Task to complete
Can you transcribe every line exactly and leave the pictures behind?

┌─ Record extracts

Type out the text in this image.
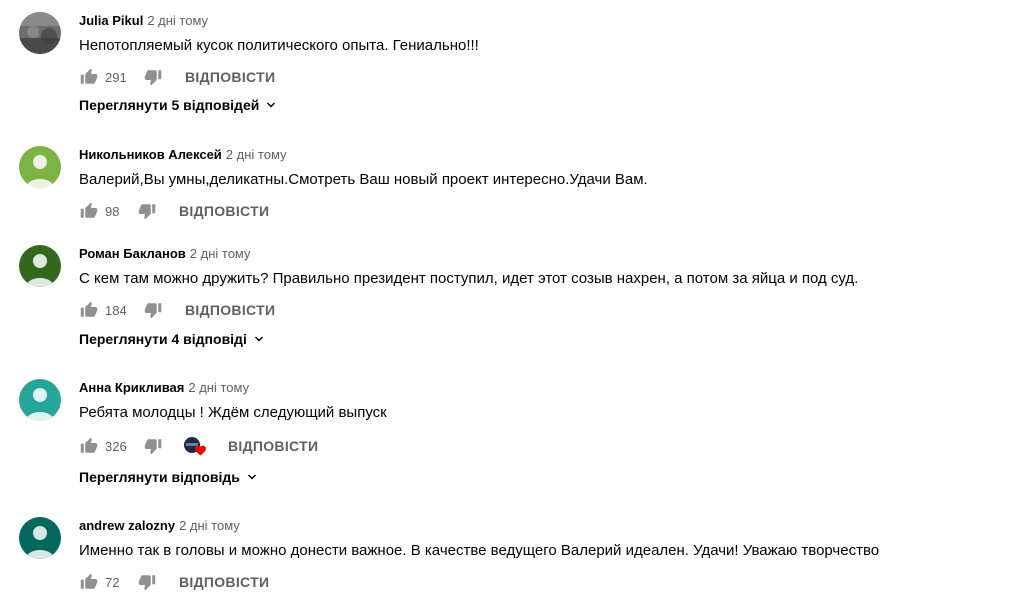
Julia Pikul 2 дні тому
Непотопляемый кусок политического опыта. Гениально!!!
291	ВІДПОВІСТИ
Переглянути 5 відповідей
Никольников Алексей 2 дні тому
Валерий,Вы умны,деликатны.Смотреть Ваш новый проект интересно.Удачи Вам.
98	ВІДПОВІСТИ
Роман Бакланов 2 дні тому
С кем там можно дружить? Правильно президент поступил, идет этот созыв нахрен, а потом за яйца и под суд.
184	ВІДПОВІСТИ
Переглянути 4 відповіді
Анна Крикливая 2 дні тому
Ребята молодцы ! Ждём следующий выпуск
326	ВІДПОВІСТИ
Переглянути відповідь
andrew zalozny 2 дні тому
Именно так в головы и можно донести важное. В качестве ведущего Валерий идеален. Удачи! Уважаю творчество
72	ВІДПОВІСТИ
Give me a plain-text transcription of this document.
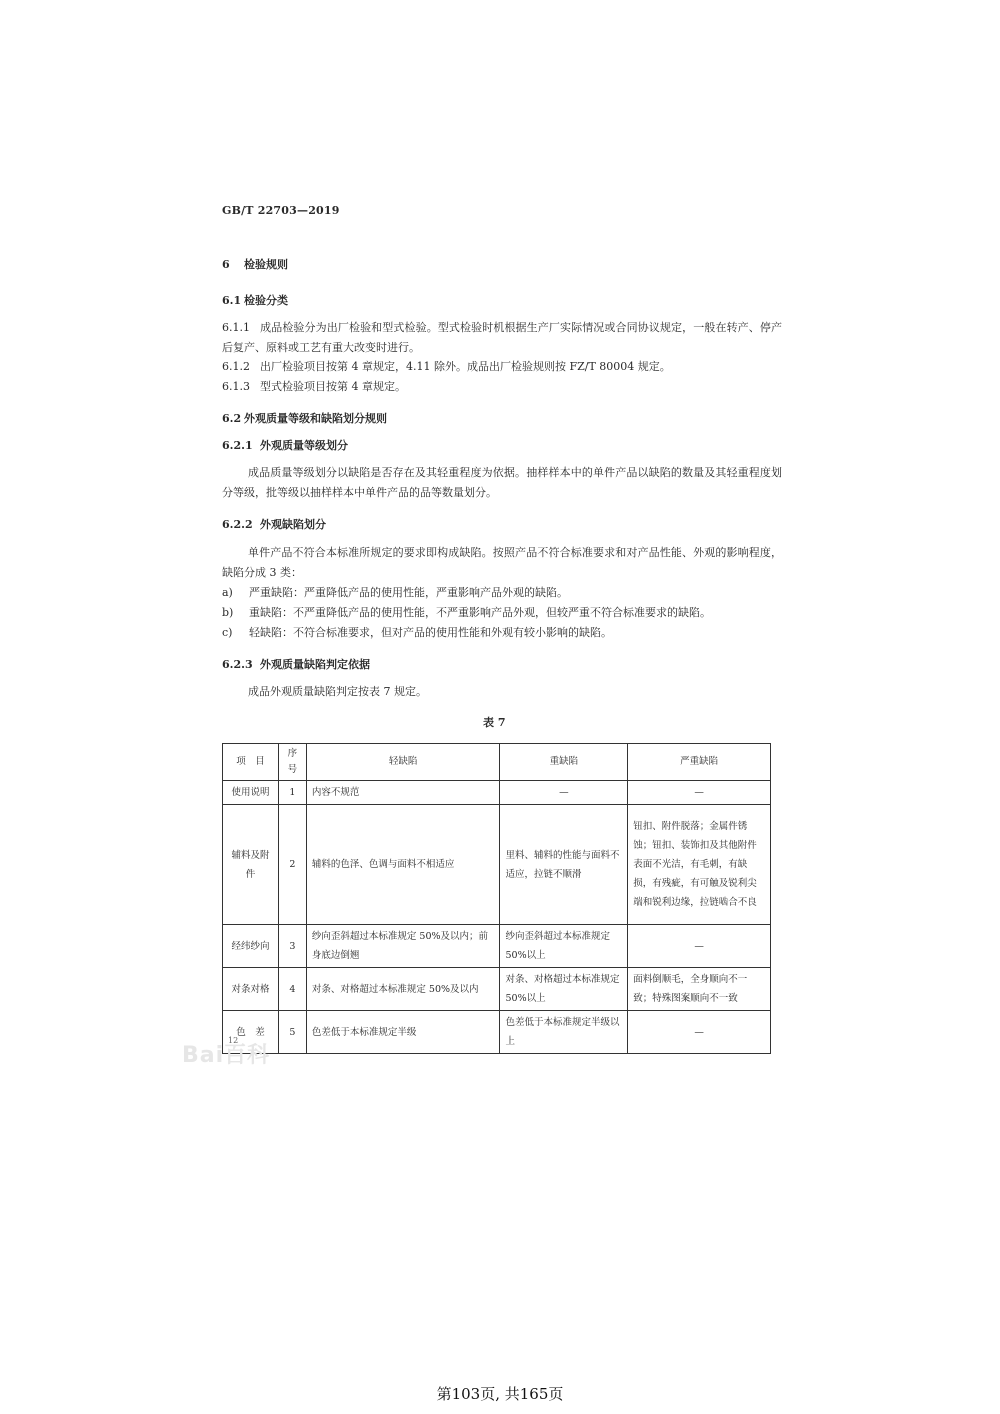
GB/T 22703—2019
6 检验规则
6.1 检验分类
6.1.1 成品检验分为出厂检验和型式检验。型式检验时机根据生产厂实际情况或合同协议规定，一般在转产、停产后复产、原料或工艺有重大改变时进行。
6.1.2 出厂检验项目按第 4 章规定，4.11 除外。成品出厂检验规则按 FZ/T 80004 规定。
6.1.3 型式检验项目按第 4 章规定。
6.2 外观质量等级和缺陷划分规则
6.2.1 外观质量等级划分
成品质量等级划分以缺陷是否存在及其轻重程度为依据。抽样样本中的单件产品以缺陷的数量及其轻重程度划分等级，批等级以抽样样本中单件产品的品等数量划分。
6.2.2 外观缺陷划分
单件产品不符合本标准所规定的要求即构成缺陷。按照产品不符合标准要求和对产品性能、外观的影响程度，缺陷分成 3 类：
a) 严重缺陷：严重降低产品的使用性能，严重影响产品外观的缺陷。
b) 重缺陷：不严重降低产品的使用性能，不严重影响产品外观，但较严重不符合标准要求的缺陷。
c) 轻缺陷：不符合标准要求，但对产品的使用性能和外观有较小影响的缺陷。
6.2.3 外观质量缺陷判定依据
成品外观质量缺陷判定按表 7 规定。
表 7
项　目	序号	轻缺陷	重缺陷	严重缺陷
使用说明	1	内容不规范	—	—
辅料及附件	2	辅料的色泽、色调与面料不相适应	里料、辅料的性能与面料不适应，拉链不顺滑	钮扣、附件脱落；金属件锈蚀；钮扣、装饰扣及其他附件表面不光洁，有毛刺，有缺损，有残疵，有可触及锐利尖端和锐利边缘，拉链啮合不良
经纬纱向	3	纱向歪斜超过本标准规定 50%及以内；前身底边倒翘	纱向歪斜超过本标准规定 50%以上	—
对条对格	4	对条、对格超过本标准规定 50%及以内	对条、对格超过本标准规定 50%以上	面料倒顺毛，全身顺向不一致；特殊图案顺向不一致
色　差	5	色差低于本标准规定半级	色差低于本标准规定半级以上	—
Bai百科
12
第103页, 共165页
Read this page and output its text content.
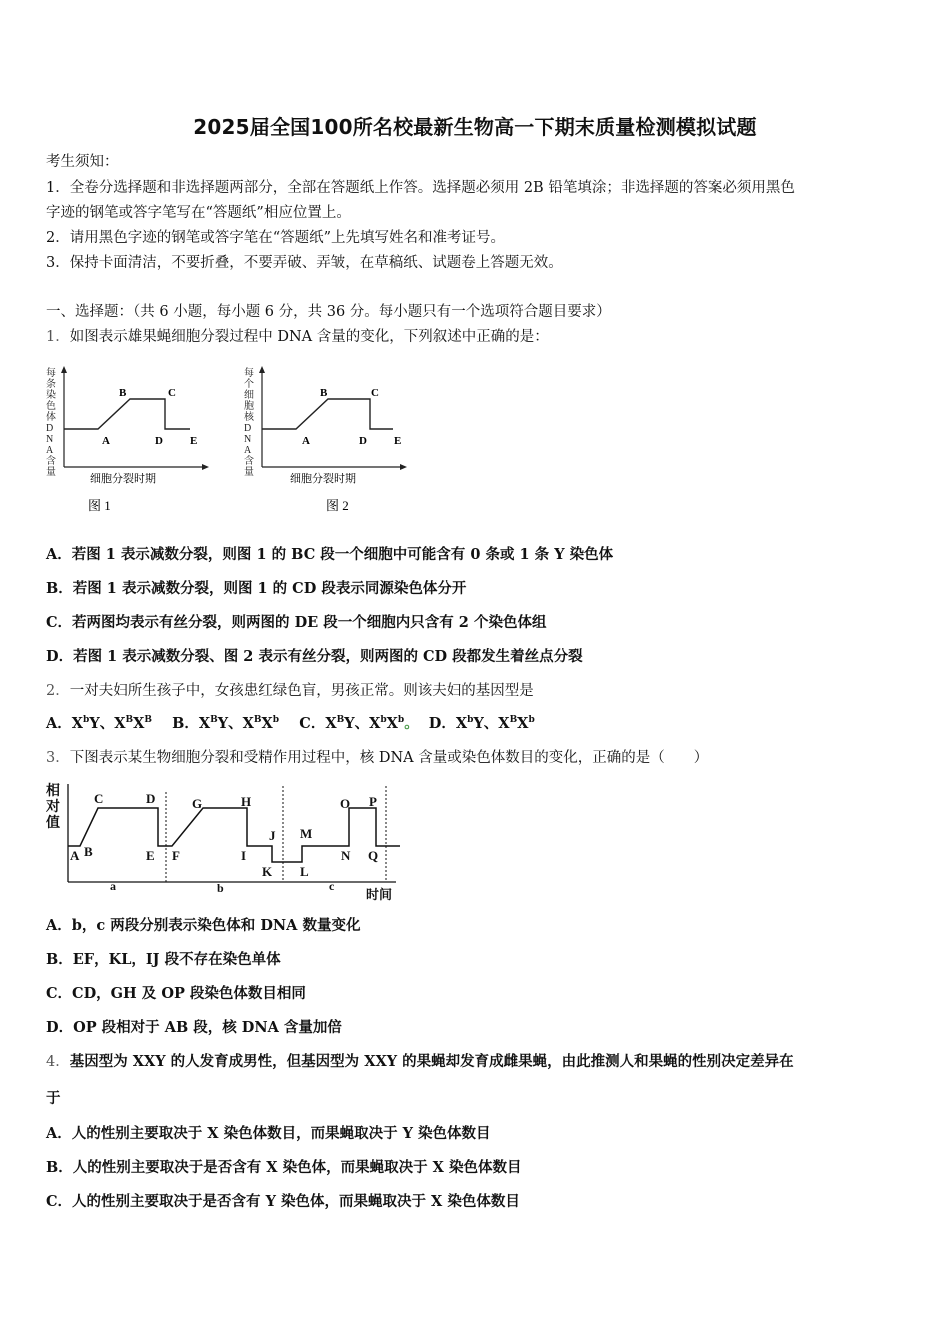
2025届全国100所名校最新生物高一下期末质量检测模拟试题
考生须知：
1．全卷分选择题和非选择题两部分，全部在答题纸上作答。选择题必须用 2B 铅笔填涂；非选择题的答案必须用黑色
字迹的钢笔或答字笔写在“答题纸”相应位置上。
2．请用黑色字迹的钢笔或答字笔在“答题纸”上先填写姓名和准考证号。
3．保持卡面清洁，不要折叠，不要弄破、弄皱，在草稿纸、试题卷上答题无效。
一、选择题：（共 6 小题，每小题 6 分，共 36 分。每小题只有一个选项符合题目要求）
1．如图表示雄果蝇细胞分裂过程中 DNA 含量的变化，下列叙述中正确的是：
每条染色体 D N A 含量
A
B	C
D E
细胞分裂时期
图 1
每个细胞核 D N A 含量
A
B	C
D E
细胞分裂时期
图 2
A．若图 1 表示减数分裂，则图 1 的 BC 段一个细胞中可能含有 0 条或 1 条 Y 染色体
B．若图 1 表示减数分裂，则图 1 的 CD 段表示同源染色体分开
C．若两图均表示有丝分裂，则两图的 DE 段一个细胞内只含有 2 个染色体组
D．若图 1 表示减数分裂、图 2 表示有丝分裂，则两图的 CD 段都发生着丝点分裂
2．一对夫妇所生孩子中，女孩患红绿色盲，男孩正常。则该夫妇的基因型是
A．$X^bY$、$X^BX^B$ B．$X^BY$、$X^BX^b$ C．$X^BY$、$X^bX^b$。 D．$X^bY$、$X^BX^b$
3．下图表示某生物细胞分裂和受精作用过程中，核 DNA 含量或染色体数目的变化，正确的是（　　）
相
对
值
A B
C	D
E F
G	H
I
J
K L
M
O P
N Q
a	b	c
时间
A．b，c 两段分别表示染色体和 DNA 数量变化
B．EF，KL，IJ 段不存在染色单体
C．CD，GH 及 OP 段染色体数目相同
D．OP 段相对于 AB 段，核 DNA 含量加倍
4．基因型为 XXY 的人发育成男性，但基因型为 XXY 的果蝇却发育成雌果蝇，由此推测人和果蝇的性别决定差异在
于
A．人的性别主要取决于 X 染色体数目，而果蝇取决于 Y 染色体数目
B．人的性别主要取决于是否含有 X 染色体，而果蝇取决于 X 染色体数目
C．人的性别主要取决于是否含有 Y 染色体，而果蝇取决于 X 染色体数目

└─

Worked answer
Type out the text in this image.
Julia Pikul 2 дні тому
Непотопляемый кусок политического опыта. Гениально!!!
291	ВІДПОВІСТИ
Переглянути 5 відповідей
Никольников Алексей 2 дні тому
Валерий,Вы умны,деликатны.Смотреть Ваш новый проект интересно.Удачи Вам.
98	ВІДПОВІСТИ
Роман Бакланов 2 дні тому
С кем там можно дружить? Правильно президент поступил, идет этот созыв нахрен, а потом за яйца и под суд.
184	ВІДПОВІСТИ
Переглянути 4 відповіді
Анна Крикливая 2 дні тому
Ребята молодцы ! Ждём следующий выпуск
326	ВІДПОВІСТИ
Переглянути відповідь
andrew zalozny 2 дні тому
Именно так в головы и можно донести важное. В качестве ведущего Валерий идеален. Удачи! Уважаю творчество
72	ВІДПОВІСТИ
Give me a plain-text transcription of this document.
GB/T 22703—2019
6 检验规则
6.1 检验分类
6.1.1 成品检验分为出厂检验和型式检验。型式检验时机根据生产厂实际情况或合同协议规定，一般在转产、停产后复产、原料或工艺有重大改变时进行。
6.1.2 出厂检验项目按第 4 章规定，4.11 除外。成品出厂检验规则按 FZ/T 80004 规定。
6.1.3 型式检验项目按第 4 章规定。
6.2 外观质量等级和缺陷划分规则
6.2.1 外观质量等级划分
成品质量等级划分以缺陷是否存在及其轻重程度为依据。抽样样本中的单件产品以缺陷的数量及其轻重程度划分等级，批等级以抽样样本中单件产品的品等数量划分。
6.2.2 外观缺陷划分
单件产品不符合本标准所规定的要求即构成缺陷。按照产品不符合标准要求和对产品性能、外观的影响程度，缺陷分成 3 类：
a) 严重缺陷：严重降低产品的使用性能，严重影响产品外观的缺陷。
b) 重缺陷：不严重降低产品的使用性能，不严重影响产品外观，但较严重不符合标准要求的缺陷。
c) 轻缺陷：不符合标准要求，但对产品的使用性能和外观有较小影响的缺陷。
6.2.3 外观质量缺陷判定依据
成品外观质量缺陷判定按表 7 规定。
表 7
项　目	序号	轻缺陷	重缺陷	严重缺陷
使用说明	1	内容不规范	—	—
辅料及附件	2	辅料的色泽、色调与面料不相适应	里料、辅料的性能与面料不适应，拉链不顺滑	钮扣、附件脱落；金属件锈蚀；钮扣、装饰扣及其他附件表面不光洁，有毛刺，有缺损，有残疵，有可触及锐利尖端和锐利边缘，拉链啮合不良
经纬纱向	3	纱向歪斜超过本标准规定 50%及以内；前身底边倒翘	纱向歪斜超过本标准规定 50%以上	—
对条对格	4	对条、对格超过本标准规定 50%及以内	对条、对格超过本标准规定 50%以上	面料倒顺毛，全身顺向不一致；特殊图案顺向不一致
色　差	5	色差低于本标准规定半级	色差低于本标准规定半级以上	—
Bai百科
12
第103页, 共165页
Read this page and output its text content.
2025届全国100所名校最新生物高一下期末质量检测模拟试题
考生须知：
1．全卷分选择题和非选择题两部分，全部在答题纸上作答。选择题必须用 2B 铅笔填涂；非选择题的答案必须用黑色
字迹的钢笔或答字笔写在“答题纸”相应位置上。
2．请用黑色字迹的钢笔或答字笔在“答题纸”上先填写姓名和准考证号。
3．保持卡面清洁，不要折叠，不要弄破、弄皱，在草稿纸、试题卷上答题无效。
一、选择题：（共 6 小题，每小题 6 分，共 36 分。每小题只有一个选项符合题目要求）
1．如图表示雄果蝇细胞分裂过程中 DNA 含量的变化，下列叙述中正确的是：
每条染色体 D N A 含量
A
B	C
D E
细胞分裂时期
图 1
每个细胞核 D N A 含量
A
B	C
D E
细胞分裂时期
图 2
A．若图 1 表示减数分裂，则图 1 的 BC 段一个细胞中可能含有 0 条或 1 条 Y 染色体
B．若图 1 表示减数分裂，则图 1 的 CD 段表示同源染色体分开
C．若两图均表示有丝分裂，则两图的 DE 段一个细胞内只含有 2 个染色体组
D．若图 1 表示减数分裂、图 2 表示有丝分裂，则两图的 CD 段都发生着丝点分裂
2．一对夫妇所生孩子中，女孩患红绿色盲，男孩正常。则该夫妇的基因型是
A．$X^bY$、$X^BX^B$ B．$X^BY$、$X^BX^b$ C．$X^BY$、$X^bX^b$。 D．$X^bY$、$X^BX^b$
3．下图表示某生物细胞分裂和受精作用过程中，核 DNA 含量或染色体数目的变化，正确的是（　　）
相
对
值
A B
C	D
E F
G	H
I
J
K L
M
O P
N Q
a	b	c
时间
A．b，c 两段分别表示染色体和 DNA 数量变化
B．EF，KL，IJ 段不存在染色单体
C．CD，GH 及 OP 段染色体数目相同
D．OP 段相对于 AB 段，核 DNA 含量加倍
4．基因型为 XXY 的人发育成男性，但基因型为 XXY 的果蝇却发育成雌果蝇，由此推测人和果蝇的性别决定差异在
于
A．人的性别主要取决于 X 染色体数目，而果蝇取决于 Y 染色体数目
B．人的性别主要取决于是否含有 X 染色体，而果蝇取决于 X 染色体数目
C．人的性别主要取决于是否含有 Y 染色体，而果蝇取决于 X 染色体数目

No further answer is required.